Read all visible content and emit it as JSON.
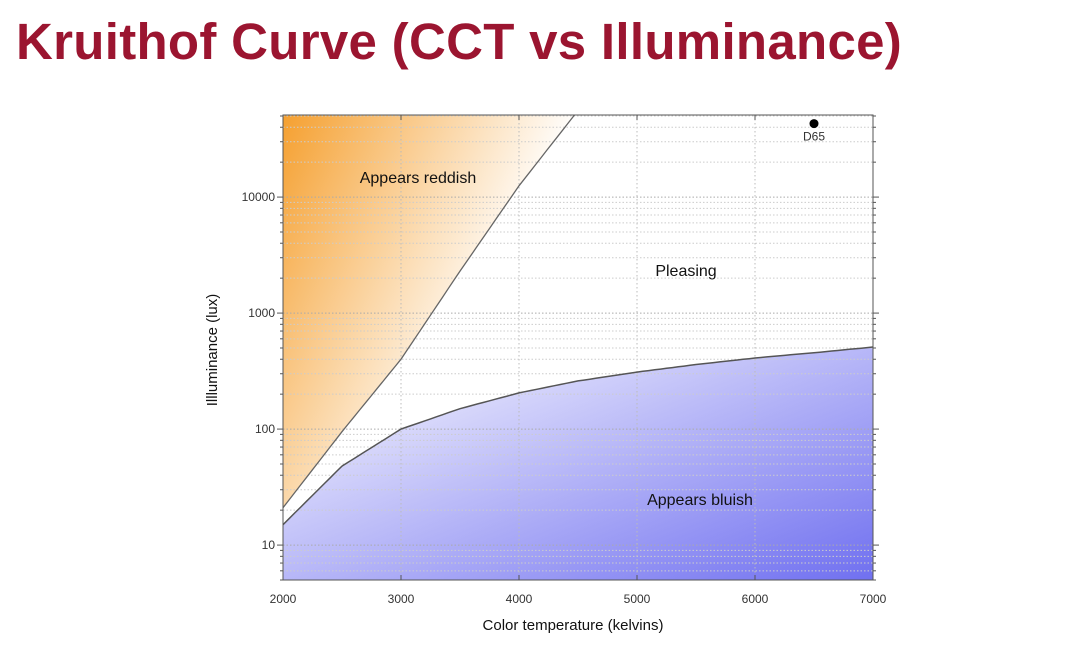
{
  "slide": {
    "title": "Kruithof Curve (CCT vs Illuminance)"
  },
  "chart_data": {
    "type": "area",
    "title": "Kruithof Curve (CCT vs Illuminance)",
    "xlabel": "Color temperature (kelvins)",
    "ylabel": "Illluminance (lux)",
    "xlim": [
      2000,
      7000
    ],
    "ylim": [
      5,
      51000
    ],
    "yscale": "log",
    "grid": true,
    "xticks": [
      "2000",
      "3000",
      "4000",
      "5000",
      "6000",
      "7000"
    ],
    "yticks": [
      "10",
      "100",
      "1000",
      "10000"
    ],
    "series": [
      {
        "name": "upper boundary (reddish)",
        "x": [
          2000,
          2500,
          3000,
          3500,
          4000,
          4470
        ],
        "y": [
          21,
          95,
          400,
          2300,
          12500,
          51000
        ]
      },
      {
        "name": "lower boundary (bluish)",
        "x": [
          2000,
          2500,
          3000,
          3500,
          4000,
          4500,
          5000,
          5500,
          6000,
          6500,
          7000
        ],
        "y": [
          15,
          48,
          100,
          150,
          205,
          260,
          310,
          360,
          410,
          455,
          510
        ]
      }
    ],
    "regions": [
      {
        "label": "Appears reddish",
        "color": "#f5a030"
      },
      {
        "label": "Pleasing",
        "color": "#ffffff"
      },
      {
        "label": "Appears bluish",
        "color": "#7070f0"
      }
    ],
    "points": [
      {
        "label": "D65",
        "x": 6500,
        "y": 43000
      }
    ]
  }
}
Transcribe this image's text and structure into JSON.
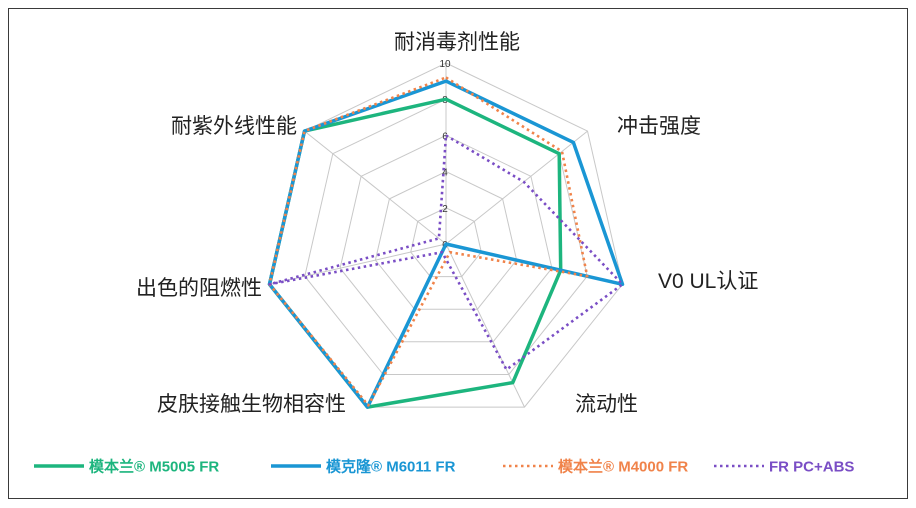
{
  "chart_data": {
    "type": "radar",
    "categories": [
      "耐消毒剂性能",
      "冲击强度",
      "V0 UL认证",
      "流动性",
      "皮肤接触生物相容性",
      "出色的阻燃性",
      "耐紫外线性能"
    ],
    "r_ticks": [
      "0",
      "2",
      "4",
      "6",
      "8",
      "10"
    ],
    "rlim": [
      0,
      10
    ],
    "grid": true,
    "legend_position": "bottom",
    "series": [
      {
        "name": "模本兰® M5005 FR",
        "color": "#1db57e",
        "dash": "solid",
        "values": [
          8,
          8,
          6.5,
          8.5,
          10,
          10,
          10
        ]
      },
      {
        "name": "模克隆® M6011 FR",
        "color": "#1a96d4",
        "dash": "solid",
        "values": [
          9,
          9,
          10,
          0,
          10,
          10,
          10
        ]
      },
      {
        "name": "模本兰® M4000 FR",
        "color": "#f0834a",
        "dash": "dotted",
        "values": [
          9.2,
          8.2,
          8,
          0.5,
          9.9,
          10,
          10
        ]
      },
      {
        "name": "FR PC+ABS",
        "color": "#7a4ec5",
        "dash": "dotted",
        "values": [
          6,
          5.5,
          10,
          7.7,
          0.5,
          10,
          0.5
        ]
      }
    ]
  }
}
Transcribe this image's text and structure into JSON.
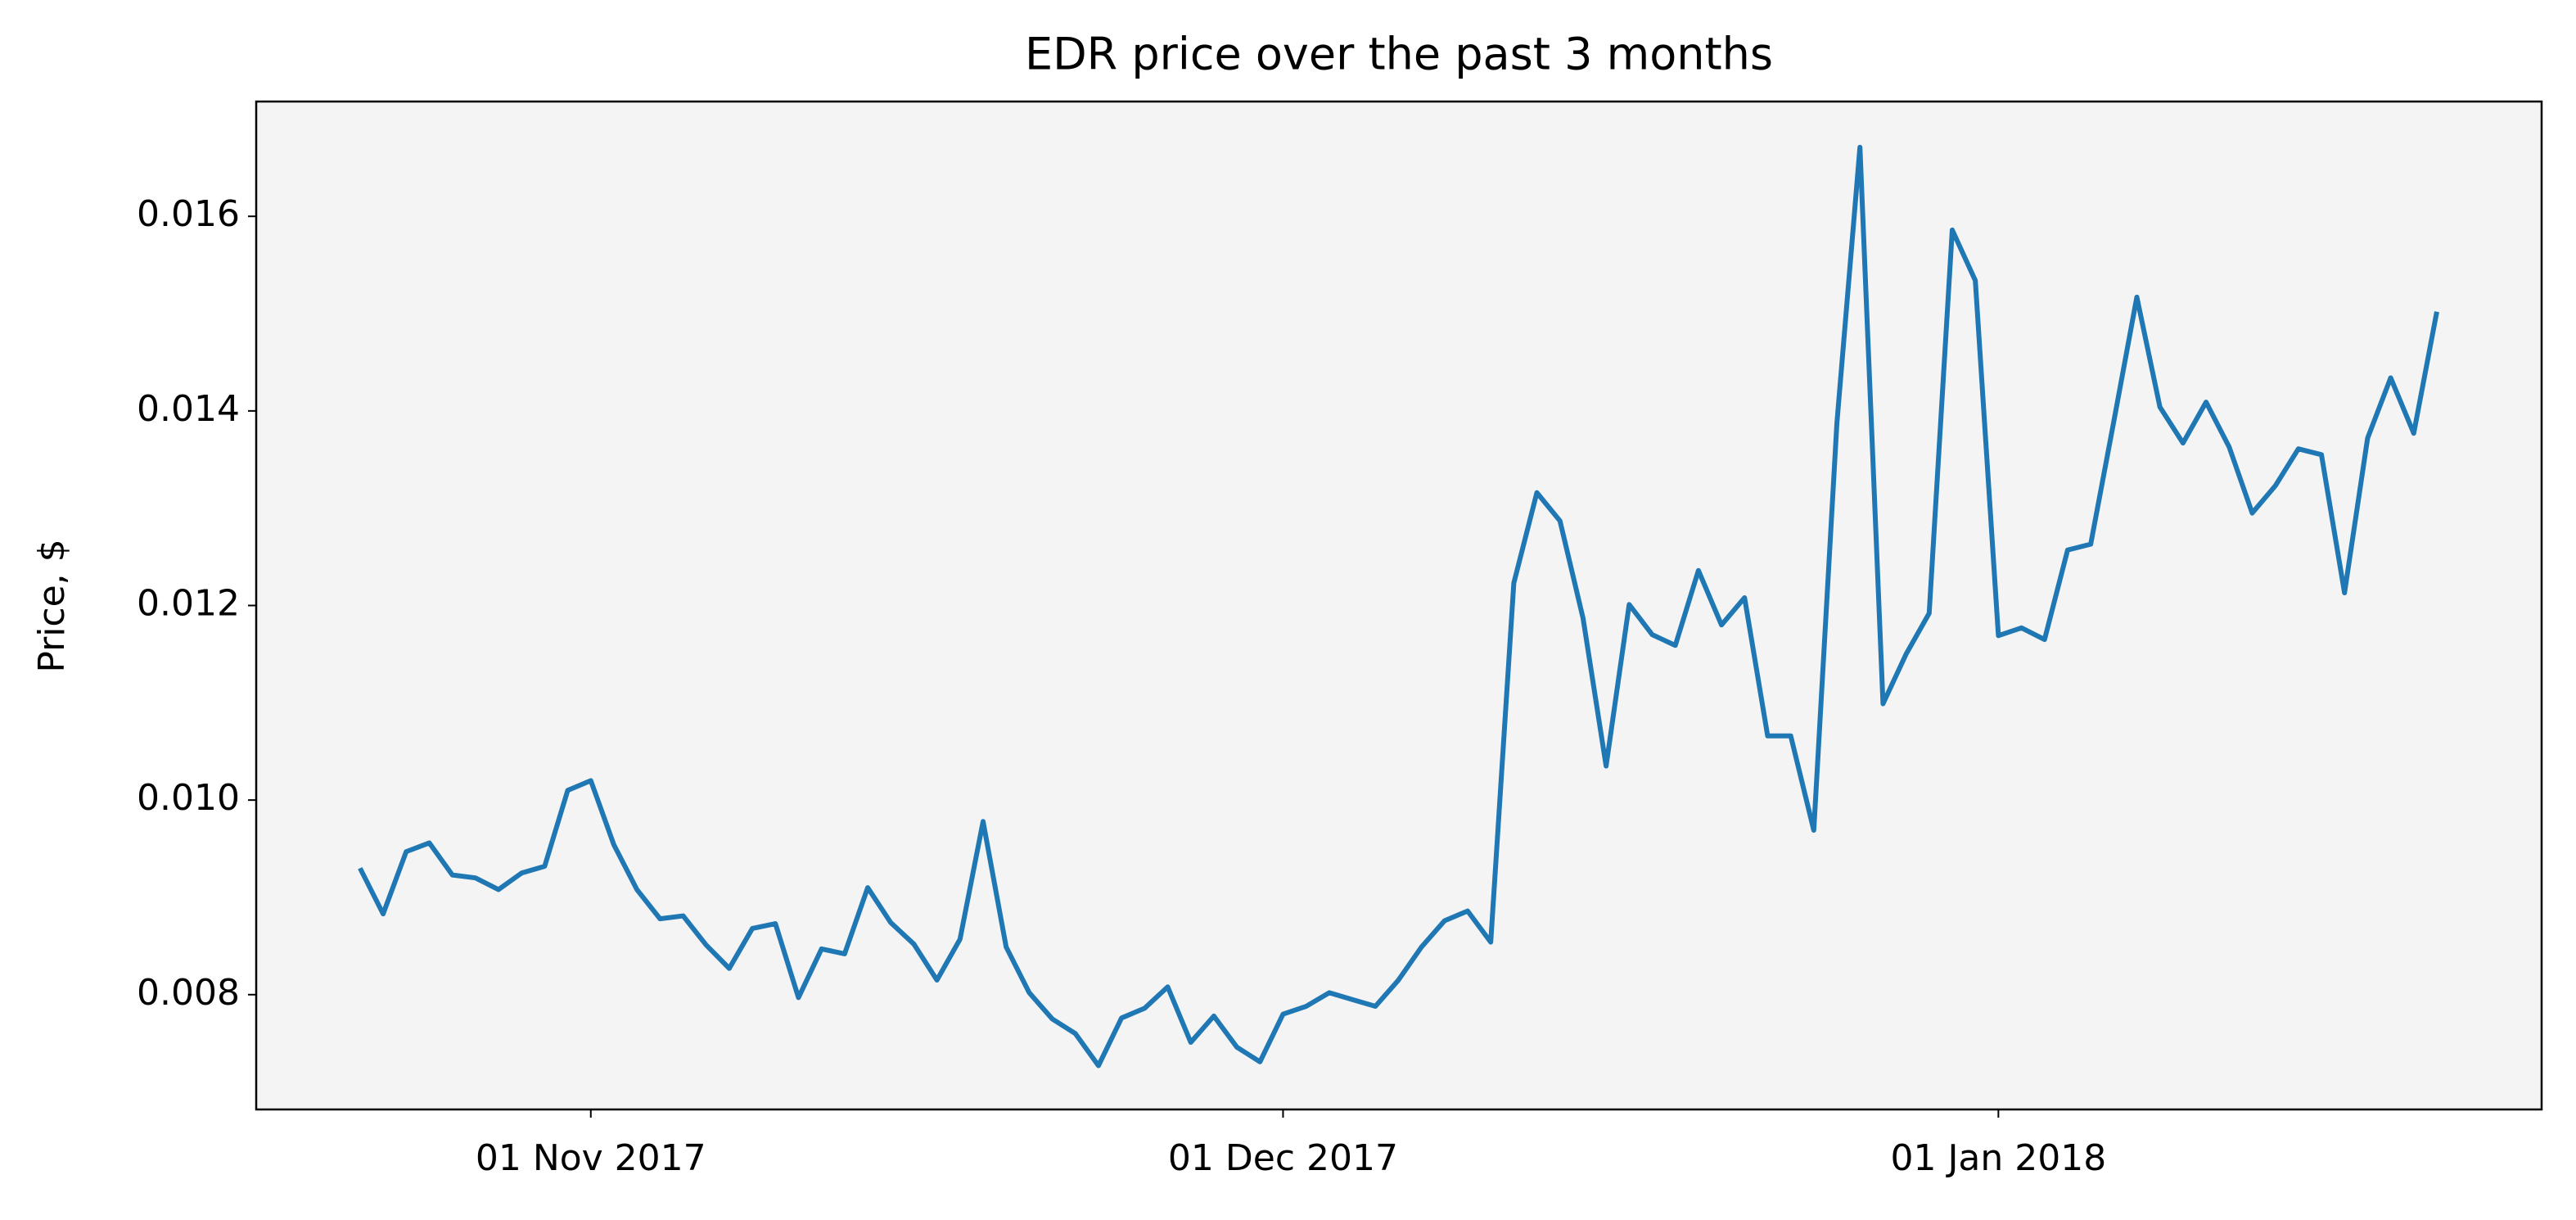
{
  "chart_data": {
    "type": "line",
    "title": "EDR price over the past 3 months",
    "y_label": "Price, $",
    "x": [
      "2017-10-22",
      "2017-10-23",
      "2017-10-24",
      "2017-10-25",
      "2017-10-26",
      "2017-10-27",
      "2017-10-28",
      "2017-10-29",
      "2017-10-30",
      "2017-10-31",
      "2017-11-01",
      "2017-11-02",
      "2017-11-03",
      "2017-11-04",
      "2017-11-05",
      "2017-11-06",
      "2017-11-07",
      "2017-11-08",
      "2017-11-09",
      "2017-11-10",
      "2017-11-11",
      "2017-11-12",
      "2017-11-13",
      "2017-11-14",
      "2017-11-15",
      "2017-11-16",
      "2017-11-17",
      "2017-11-18",
      "2017-11-19",
      "2017-11-20",
      "2017-11-21",
      "2017-11-22",
      "2017-11-23",
      "2017-11-24",
      "2017-11-25",
      "2017-11-26",
      "2017-11-27",
      "2017-11-28",
      "2017-11-29",
      "2017-11-30",
      "2017-12-01",
      "2017-12-02",
      "2017-12-03",
      "2017-12-04",
      "2017-12-05",
      "2017-12-06",
      "2017-12-07",
      "2017-12-08",
      "2017-12-09",
      "2017-12-10",
      "2017-12-11",
      "2017-12-12",
      "2017-12-13",
      "2017-12-14",
      "2017-12-15",
      "2017-12-16",
      "2017-12-17",
      "2017-12-18",
      "2017-12-19",
      "2017-12-20",
      "2017-12-21",
      "2017-12-22",
      "2017-12-23",
      "2017-12-24",
      "2017-12-25",
      "2017-12-26",
      "2017-12-27",
      "2017-12-28",
      "2017-12-29",
      "2017-12-30",
      "2017-12-31",
      "2018-01-01",
      "2018-01-02",
      "2018-01-03",
      "2018-01-04",
      "2018-01-05",
      "2018-01-06",
      "2018-01-07",
      "2018-01-08",
      "2018-01-09",
      "2018-01-10",
      "2018-01-11",
      "2018-01-12",
      "2018-01-13",
      "2018-01-14",
      "2018-01-15",
      "2018-01-16",
      "2018-01-17",
      "2018-01-18",
      "2018-01-19",
      "2018-01-20"
    ],
    "series": [
      {
        "name": "EDR",
        "color": "#1f77b4",
        "values": [
          0.0093,
          0.00883,
          0.00947,
          0.00956,
          0.00923,
          0.0092,
          0.00908,
          0.00925,
          0.00932,
          0.0101,
          0.0102,
          0.00954,
          0.00908,
          0.00878,
          0.00881,
          0.00851,
          0.00827,
          0.00868,
          0.00873,
          0.00797,
          0.00847,
          0.00842,
          0.0091,
          0.00874,
          0.00852,
          0.00815,
          0.00857,
          0.00978,
          0.00849,
          0.00802,
          0.00775,
          0.0076,
          0.00727,
          0.00776,
          0.00786,
          0.00808,
          0.00751,
          0.00778,
          0.00746,
          0.00731,
          0.0078,
          0.00788,
          0.00802,
          0.00795,
          0.00788,
          0.00815,
          0.00849,
          0.00876,
          0.00886,
          0.00854,
          0.01223,
          0.01316,
          0.01287,
          0.01187,
          0.01035,
          0.01201,
          0.0117,
          0.01159,
          0.01236,
          0.0118,
          0.01208,
          0.01066,
          0.01066,
          0.00969,
          0.01387,
          0.01671,
          0.01099,
          0.0115,
          0.01192,
          0.01586,
          0.01534,
          0.01169,
          0.01177,
          0.01165,
          0.01257,
          0.01263,
          0.01389,
          0.01517,
          0.01404,
          0.01367,
          0.01409,
          0.01363,
          0.01295,
          0.01323,
          0.01361,
          0.01355,
          0.01213,
          0.01372,
          0.01434,
          0.01377,
          0.01502
        ]
      }
    ],
    "xlim": [
      "2017-10-17T12:00:00Z",
      "2018-01-24T13:00:00Z"
    ],
    "xticks": [
      {
        "value": "2017-11-01",
        "label": "01 Nov 2017"
      },
      {
        "value": "2017-12-01",
        "label": "01 Dec 2017"
      },
      {
        "value": "2018-01-01",
        "label": "01 Jan 2018"
      }
    ],
    "ylim": [
      0.00682,
      0.01718
    ],
    "yticks": [
      {
        "value": 0.008,
        "label": "0.008"
      },
      {
        "value": 0.01,
        "label": "0.010"
      },
      {
        "value": 0.012,
        "label": "0.012"
      },
      {
        "value": 0.014,
        "label": "0.014"
      },
      {
        "value": 0.016,
        "label": "0.016"
      }
    ],
    "grid": false,
    "background": "#f4f4f4"
  }
}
= = = = = = =
• **What needs to be done**
Pull out each line of the records holding the string "title".

• **Exercise answer**
    "title": "Kruithof Curve (CCT vs Illuminance)"
    "title": "Kruithof Curve (CCT vs Illuminance)",
    "title": "EDR price over the past 3 months",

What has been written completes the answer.